_Exercise requirements_. Return every line of the material exactly.

Data records
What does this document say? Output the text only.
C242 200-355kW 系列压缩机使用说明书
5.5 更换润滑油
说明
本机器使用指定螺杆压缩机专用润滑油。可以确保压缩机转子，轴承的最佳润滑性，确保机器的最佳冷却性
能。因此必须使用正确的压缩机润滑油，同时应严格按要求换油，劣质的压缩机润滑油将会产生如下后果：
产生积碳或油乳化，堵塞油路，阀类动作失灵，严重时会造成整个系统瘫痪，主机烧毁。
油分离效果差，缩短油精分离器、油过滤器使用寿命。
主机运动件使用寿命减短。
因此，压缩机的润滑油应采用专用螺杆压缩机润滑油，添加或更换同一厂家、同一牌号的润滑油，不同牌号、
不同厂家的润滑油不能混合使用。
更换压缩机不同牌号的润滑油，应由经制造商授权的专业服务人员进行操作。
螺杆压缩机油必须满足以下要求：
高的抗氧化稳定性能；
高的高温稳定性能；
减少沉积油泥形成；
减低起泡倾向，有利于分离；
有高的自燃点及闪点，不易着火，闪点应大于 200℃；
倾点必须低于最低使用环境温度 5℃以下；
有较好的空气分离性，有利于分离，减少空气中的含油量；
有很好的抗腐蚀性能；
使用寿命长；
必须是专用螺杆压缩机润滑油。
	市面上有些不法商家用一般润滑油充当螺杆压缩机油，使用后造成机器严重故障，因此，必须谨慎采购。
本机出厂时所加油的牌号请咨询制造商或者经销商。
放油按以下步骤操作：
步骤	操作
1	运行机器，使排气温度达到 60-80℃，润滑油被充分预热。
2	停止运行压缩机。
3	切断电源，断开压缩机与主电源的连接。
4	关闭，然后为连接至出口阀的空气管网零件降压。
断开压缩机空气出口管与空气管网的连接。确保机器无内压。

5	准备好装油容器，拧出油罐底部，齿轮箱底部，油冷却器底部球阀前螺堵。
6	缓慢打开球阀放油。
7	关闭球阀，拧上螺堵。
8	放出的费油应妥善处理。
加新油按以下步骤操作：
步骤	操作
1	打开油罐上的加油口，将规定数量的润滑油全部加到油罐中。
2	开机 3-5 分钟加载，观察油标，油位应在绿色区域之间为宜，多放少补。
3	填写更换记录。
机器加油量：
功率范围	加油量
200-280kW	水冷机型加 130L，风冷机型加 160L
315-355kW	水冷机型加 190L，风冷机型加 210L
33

_Exercise result_.
What does this document say? Output the text only.
C242 200-355kW 系列压缩机使用说明书
5.5 更换润滑油
说明
本机器使用指定螺杆压缩机专用润滑油。可以确保压缩机转子，轴承的最佳润滑性，确保机器的最佳冷却性
能。因此必须使用正确的压缩机润滑油，同时应严格按要求换油，劣质的压缩机润滑油将会产生如下后果：
产生积碳或油乳化，堵塞油路，阀类动作失灵，严重时会造成整个系统瘫痪，主机烧毁。
油分离效果差，缩短油精分离器、油过滤器使用寿命。
主机运动件使用寿命减短。
因此，压缩机的润滑油应采用专用螺杆压缩机润滑油，添加或更换同一厂家、同一牌号的润滑油，不同牌号、
不同厂家的润滑油不能混合使用。
更换压缩机不同牌号的润滑油，应由经制造商授权的专业服务人员进行操作。
螺杆压缩机油必须满足以下要求：
高的抗氧化稳定性能；
高的高温稳定性能；
减少沉积油泥形成；
减低起泡倾向，有利于分离；
有高的自燃点及闪点，不易着火，闪点应大于 200℃；
倾点必须低于最低使用环境温度 5℃以下；
有较好的空气分离性，有利于分离，减少空气中的含油量；
有很好的抗腐蚀性能；
使用寿命长；
必须是专用螺杆压缩机润滑油。
	市面上有些不法商家用一般润滑油充当螺杆压缩机油，使用后造成机器严重故障，因此，必须谨慎采购。
本机出厂时所加油的牌号请咨询制造商或者经销商。
放油按以下步骤操作：
步骤	操作
1	运行机器，使排气温度达到 60-80℃，润滑油被充分预热。
2	停止运行压缩机。
3	切断电源，断开压缩机与主电源的连接。
4	关闭，然后为连接至出口阀的空气管网零件降压。
断开压缩机空气出口管与空气管网的连接。确保机器无内压。

5	准备好装油容器，拧出油罐底部，齿轮箱底部，油冷却器底部球阀前螺堵。
6	缓慢打开球阀放油。
7	关闭球阀，拧上螺堵。
8	放出的费油应妥善处理。
加新油按以下步骤操作：
步骤	操作
1	打开油罐上的加油口，将规定数量的润滑油全部加到油罐中。
2	开机 3-5 分钟加载，观察油标，油位应在绿色区域之间为宜，多放少补。
3	填写更换记录。
机器加油量：
功率范围	加油量
200-280kW	水冷机型加 130L，风冷机型加 160L
315-355kW	水冷机型加 190L，风冷机型加 210L
33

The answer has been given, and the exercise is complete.